• _Requirements_
Rewrite the lines of the records from the one containing "paragraph: The cables" through the one containing "llandudno-photo bbox=[82, 1112, 736, 1492]", replacing "plough steel" with "drawn steel" and leaving all else unchanged. Give only those lines.

• _Dataset rows_
◆ ◆ ◆ ◆ ◆ ◆ ◆

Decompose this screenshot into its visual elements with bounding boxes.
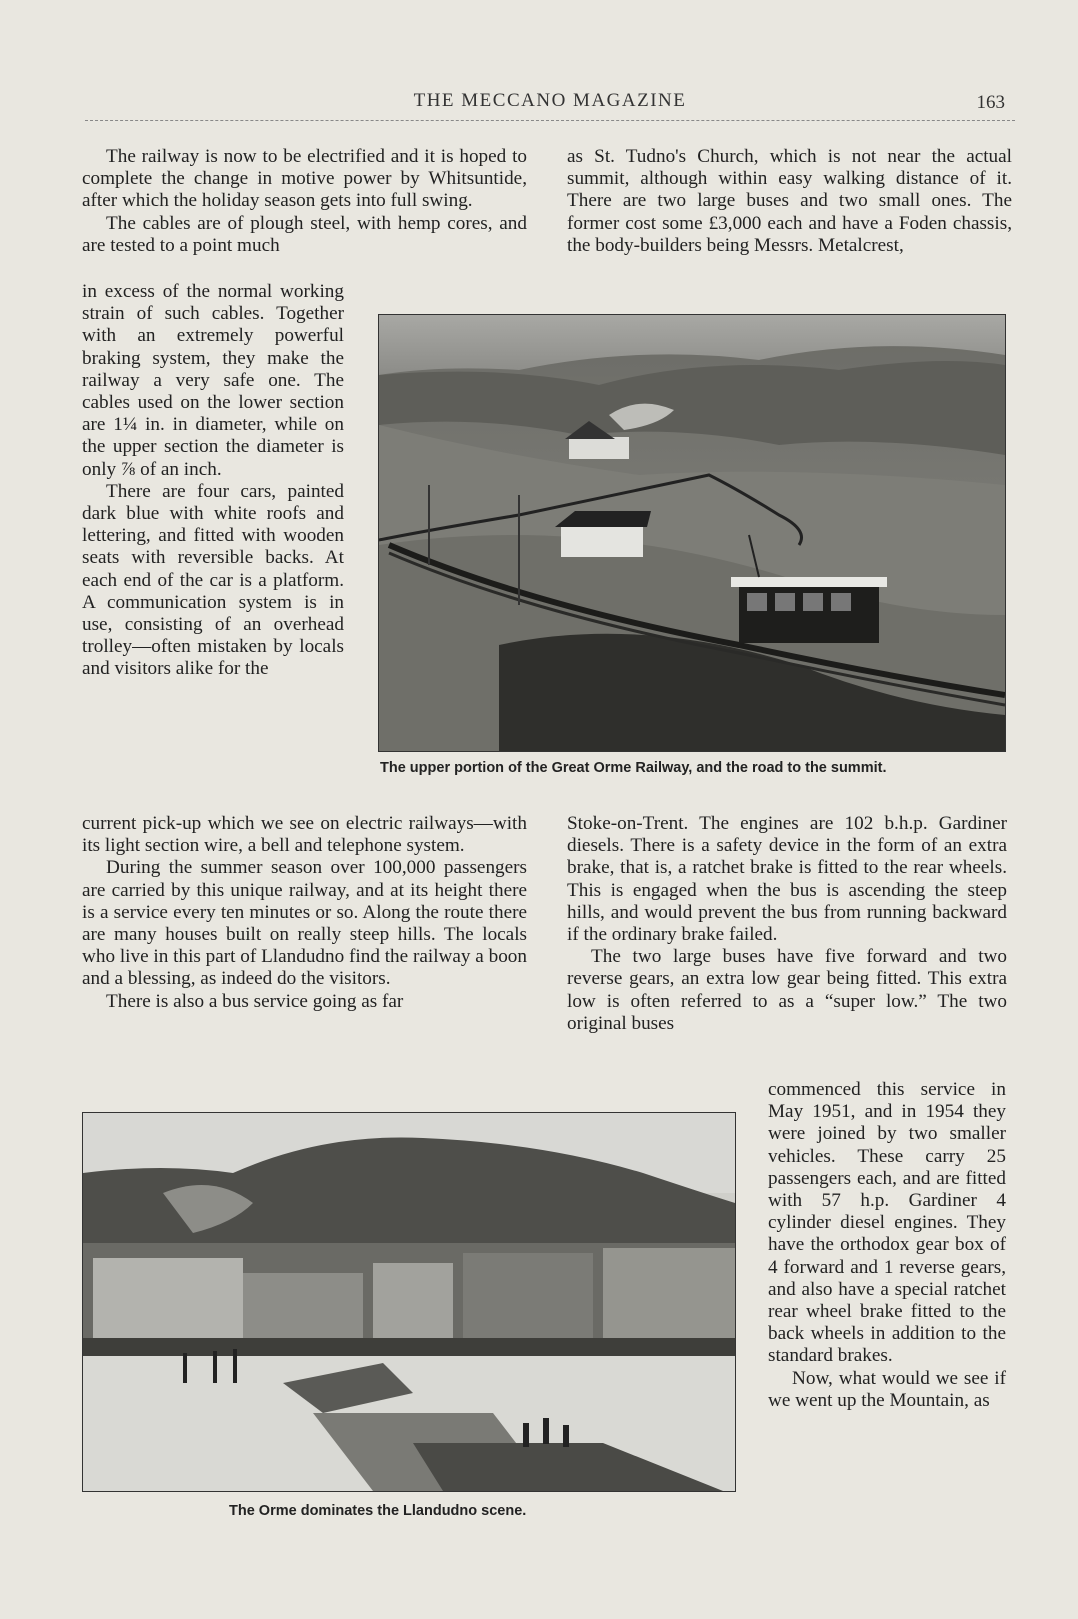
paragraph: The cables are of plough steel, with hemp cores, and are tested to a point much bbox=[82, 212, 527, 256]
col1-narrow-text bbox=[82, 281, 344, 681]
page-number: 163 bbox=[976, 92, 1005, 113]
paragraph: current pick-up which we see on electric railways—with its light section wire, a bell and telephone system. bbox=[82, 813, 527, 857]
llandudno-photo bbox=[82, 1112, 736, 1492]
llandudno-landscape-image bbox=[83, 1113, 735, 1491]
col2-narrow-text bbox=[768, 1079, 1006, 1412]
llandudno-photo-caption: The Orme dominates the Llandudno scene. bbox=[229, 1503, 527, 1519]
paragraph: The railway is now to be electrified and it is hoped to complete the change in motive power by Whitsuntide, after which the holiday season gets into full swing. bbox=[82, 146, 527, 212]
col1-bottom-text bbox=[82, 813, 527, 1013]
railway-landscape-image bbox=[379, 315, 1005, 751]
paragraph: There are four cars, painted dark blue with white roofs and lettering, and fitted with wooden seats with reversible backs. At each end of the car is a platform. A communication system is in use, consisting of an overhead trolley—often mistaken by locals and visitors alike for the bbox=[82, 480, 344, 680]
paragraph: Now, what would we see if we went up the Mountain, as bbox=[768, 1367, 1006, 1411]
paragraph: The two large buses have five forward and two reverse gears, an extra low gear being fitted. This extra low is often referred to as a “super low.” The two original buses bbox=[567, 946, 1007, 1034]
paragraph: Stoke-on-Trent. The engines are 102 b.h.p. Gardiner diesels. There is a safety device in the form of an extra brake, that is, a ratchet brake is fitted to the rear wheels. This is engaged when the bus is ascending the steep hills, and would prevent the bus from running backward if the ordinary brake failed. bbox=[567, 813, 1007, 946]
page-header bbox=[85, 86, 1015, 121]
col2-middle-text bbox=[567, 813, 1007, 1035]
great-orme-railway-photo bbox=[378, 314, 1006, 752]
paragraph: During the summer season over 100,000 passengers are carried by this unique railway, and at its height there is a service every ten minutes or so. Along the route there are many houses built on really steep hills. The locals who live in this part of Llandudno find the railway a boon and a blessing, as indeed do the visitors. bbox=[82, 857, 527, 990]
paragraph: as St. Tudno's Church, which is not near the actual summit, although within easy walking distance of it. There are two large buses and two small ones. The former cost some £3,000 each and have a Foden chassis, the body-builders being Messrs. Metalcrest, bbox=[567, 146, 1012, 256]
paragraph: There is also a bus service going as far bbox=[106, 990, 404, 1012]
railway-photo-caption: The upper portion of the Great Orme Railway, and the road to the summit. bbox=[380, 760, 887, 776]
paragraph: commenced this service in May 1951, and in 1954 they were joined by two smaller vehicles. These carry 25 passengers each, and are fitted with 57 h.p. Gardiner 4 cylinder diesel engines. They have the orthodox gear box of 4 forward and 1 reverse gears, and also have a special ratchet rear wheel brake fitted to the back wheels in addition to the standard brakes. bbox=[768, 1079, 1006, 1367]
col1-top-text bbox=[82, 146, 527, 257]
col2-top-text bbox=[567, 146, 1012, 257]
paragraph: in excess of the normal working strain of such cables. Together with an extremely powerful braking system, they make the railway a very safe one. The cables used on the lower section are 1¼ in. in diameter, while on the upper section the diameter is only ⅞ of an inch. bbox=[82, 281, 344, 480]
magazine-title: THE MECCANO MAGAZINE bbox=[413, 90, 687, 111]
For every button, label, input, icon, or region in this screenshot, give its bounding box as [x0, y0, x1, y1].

◆ ◆ ◆ ◆ ◆ ◆ ◆

• _The completed task_
paragraph: The cables are of drawn steel, with hemp cores, and are tested to a point much bbox=[82, 212, 527, 256]
col1-narrow-text bbox=[82, 281, 344, 681]
page-number: 163 bbox=[976, 92, 1005, 113]
paragraph: current pick-up which we see on electric railways—with its light section wire, a bell and telephone system. bbox=[82, 813, 527, 857]
llandudno-photo bbox=[82, 1112, 736, 1492]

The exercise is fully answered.